Your instructions :: Transcribe each line exactly.

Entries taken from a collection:
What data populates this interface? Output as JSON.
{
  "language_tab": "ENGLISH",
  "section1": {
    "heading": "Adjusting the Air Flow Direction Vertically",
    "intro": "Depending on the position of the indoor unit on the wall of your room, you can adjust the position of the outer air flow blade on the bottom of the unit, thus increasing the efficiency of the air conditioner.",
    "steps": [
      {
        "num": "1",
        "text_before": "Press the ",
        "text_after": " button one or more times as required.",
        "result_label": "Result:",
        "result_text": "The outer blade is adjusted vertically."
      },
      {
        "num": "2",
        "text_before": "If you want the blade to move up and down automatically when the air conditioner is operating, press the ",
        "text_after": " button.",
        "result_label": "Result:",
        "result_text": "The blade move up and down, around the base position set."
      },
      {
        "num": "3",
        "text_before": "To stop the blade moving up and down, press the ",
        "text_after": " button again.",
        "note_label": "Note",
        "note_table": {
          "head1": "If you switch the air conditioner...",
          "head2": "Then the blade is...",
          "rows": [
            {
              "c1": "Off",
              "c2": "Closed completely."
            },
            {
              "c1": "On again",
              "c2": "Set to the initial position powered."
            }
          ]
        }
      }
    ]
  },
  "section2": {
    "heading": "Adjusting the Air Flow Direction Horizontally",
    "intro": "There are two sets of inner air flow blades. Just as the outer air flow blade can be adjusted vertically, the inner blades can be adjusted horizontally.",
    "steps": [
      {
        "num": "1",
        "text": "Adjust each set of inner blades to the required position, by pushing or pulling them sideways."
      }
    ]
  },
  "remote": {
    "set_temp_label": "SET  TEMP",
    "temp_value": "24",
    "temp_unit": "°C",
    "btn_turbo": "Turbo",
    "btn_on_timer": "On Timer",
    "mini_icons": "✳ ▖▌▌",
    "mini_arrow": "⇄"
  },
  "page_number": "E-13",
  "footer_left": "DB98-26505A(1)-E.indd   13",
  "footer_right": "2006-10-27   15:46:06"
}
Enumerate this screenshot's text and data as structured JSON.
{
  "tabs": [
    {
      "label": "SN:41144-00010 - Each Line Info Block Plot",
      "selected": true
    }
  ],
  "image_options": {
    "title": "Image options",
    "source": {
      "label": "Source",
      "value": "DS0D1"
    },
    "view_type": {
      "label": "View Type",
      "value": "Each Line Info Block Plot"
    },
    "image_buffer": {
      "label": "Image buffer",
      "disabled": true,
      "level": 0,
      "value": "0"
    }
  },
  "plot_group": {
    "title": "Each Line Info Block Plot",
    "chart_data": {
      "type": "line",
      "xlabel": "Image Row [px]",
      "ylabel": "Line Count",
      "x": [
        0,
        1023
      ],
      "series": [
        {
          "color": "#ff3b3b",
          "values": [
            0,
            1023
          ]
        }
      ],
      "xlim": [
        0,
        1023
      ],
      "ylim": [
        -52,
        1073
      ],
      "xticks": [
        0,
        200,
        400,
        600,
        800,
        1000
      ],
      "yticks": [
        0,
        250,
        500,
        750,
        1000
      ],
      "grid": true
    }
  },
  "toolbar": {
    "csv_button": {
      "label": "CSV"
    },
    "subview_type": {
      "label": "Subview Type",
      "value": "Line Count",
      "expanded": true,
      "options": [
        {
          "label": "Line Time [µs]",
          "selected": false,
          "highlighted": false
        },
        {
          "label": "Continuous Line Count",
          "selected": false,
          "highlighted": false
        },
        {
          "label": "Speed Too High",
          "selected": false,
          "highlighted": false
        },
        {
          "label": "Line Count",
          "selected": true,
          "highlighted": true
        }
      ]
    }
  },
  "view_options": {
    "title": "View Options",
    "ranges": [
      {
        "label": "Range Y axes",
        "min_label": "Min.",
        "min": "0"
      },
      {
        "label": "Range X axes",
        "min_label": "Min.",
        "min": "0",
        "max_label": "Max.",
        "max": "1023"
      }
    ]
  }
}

Expected answer ::
What data populates this interface? Output as JSON.
{
  "language_tab": "ENGLISH",
  "section1": {
    "heading": "Adjusting the Air Flow Direction Vertically",
    "intro": "Depending on the position of the indoor unit on the wall of your room, you can adjust the position of the outer air flow blade on the bottom of the unit, thus increasing the efficiency of the air conditioner.",
    "steps": [
      {
        "num": "1",
        "text_before": "Press the ",
        "text_after": " button one or more times as required.",
        "result_label": "Result:",
        "result_text": "The outer blade is adjusted vertically."
      },
      {
        "num": "2",
        "text_before": "If you want the blade to move up and down automatically when the air conditioner is operating, press the ",
        "text_after": " button.",
        "result_label": "Result:",
        "result_text": "The blade move up and down, around the base position set."
      },
      {
        "num": "3",
        "text_before": "To stop the blade moving up and down, press the ",
        "text_after": " button again.",
        "note_label": "Note",
        "note_table": {
          "head1": "If you switch the air conditioner...",
          "head2": "Then the blade is...",
          "rows": [
            {
              "c1": "Off",
              "c2": "Closed completely."
            },
            {
              "c1": "On again",
              "c2": "Set to the initial position powered."
            }
          ]
        }
      }
    ]
  },
  "section2": {
    "heading": "Adjusting the Air Flow Direction Horizontally",
    "intro": "There are two sets of inner air flow blades. Just as the outer air flow blade can be adjusted vertically, the inner blades can be adjusted horizontally.",
    "steps": [
      {
        "num": "1",
        "text": "Adjust each set of inner blades to the required position, by pushing or pulling them sideways."
      }
    ]
  },
  "remote": {
    "set_temp_label": "SET  TEMP",
    "temp_value": "24",
    "temp_unit": "°C",
    "btn_turbo": "Turbo",
    "btn_on_timer": "On Timer",
    "mini_icons": "✳ ▖▌▌",
    "mini_arrow": "⇄"
  },
  "page_number": "E-13",
  "footer_left": "DB98-26505A(1)-E.indd   13",
  "footer_right": "2006-10-27   15:46:06"
}
Enumerate this screenshot's text and data as structured JSON.
{
  "tabs": [
    {
      "label": "SN:41144-00010 - Each Line Info Block Plot",
      "selected": true
    }
  ],
  "image_options": {
    "title": "Image options",
    "source": {
      "label": "Source",
      "value": "DS0D1"
    },
    "view_type": {
      "label": "View Type",
      "value": "Each Line Info Block Plot"
    },
    "image_buffer": {
      "label": "Image buffer",
      "disabled": true,
      "level": 0,
      "value": "0"
    }
  },
  "plot_group": {
    "title": "Each Line Info Block Plot",
    "chart_data": {
      "type": "line",
      "xlabel": "Image Row [px]",
      "ylabel": "Line Count",
      "x": [
        0,
        1023
      ],
      "series": [
        {
          "color": "#ff3b3b",
          "values": [
            0,
            1023
          ]
        }
      ],
      "xlim": [
        0,
        1023
      ],
      "ylim": [
        -52,
        1073
      ],
      "xticks": [
        0,
        200,
        400,
        600,
        800,
        1000
      ],
      "yticks": [
        0,
        250,
        500,
        750,
        1000
      ],
      "grid": true
    }
  },
  "toolbar": {
    "csv_button": {
      "label": "CSV"
    },
    "subview_type": {
      "label": "Subview Type",
      "value": "Line Count",
      "expanded": true,
      "options": [
        {
          "label": "Line Time [µs]",
          "selected": false,
          "highlighted": false
        },
        {
          "label": "Continuous Line Count",
          "selected": false,
          "highlighted": false
        },
        {
          "label": "Speed Too High",
          "selected": false,
          "highlighted": false
        },
        {
          "label": "Line Count",
          "selected": true,
          "highlighted": true
        }
      ]
    }
  },
  "view_options": {
    "title": "View Options",
    "ranges": [
      {
        "label": "Range Y axes",
        "min_label": "Min.",
        "min": "0"
      },
      {
        "label": "Range X axes",
        "min_label": "Min.",
        "min": "0",
        "max_label": "Max.",
        "max": "1023"
      }
    ]
  }
}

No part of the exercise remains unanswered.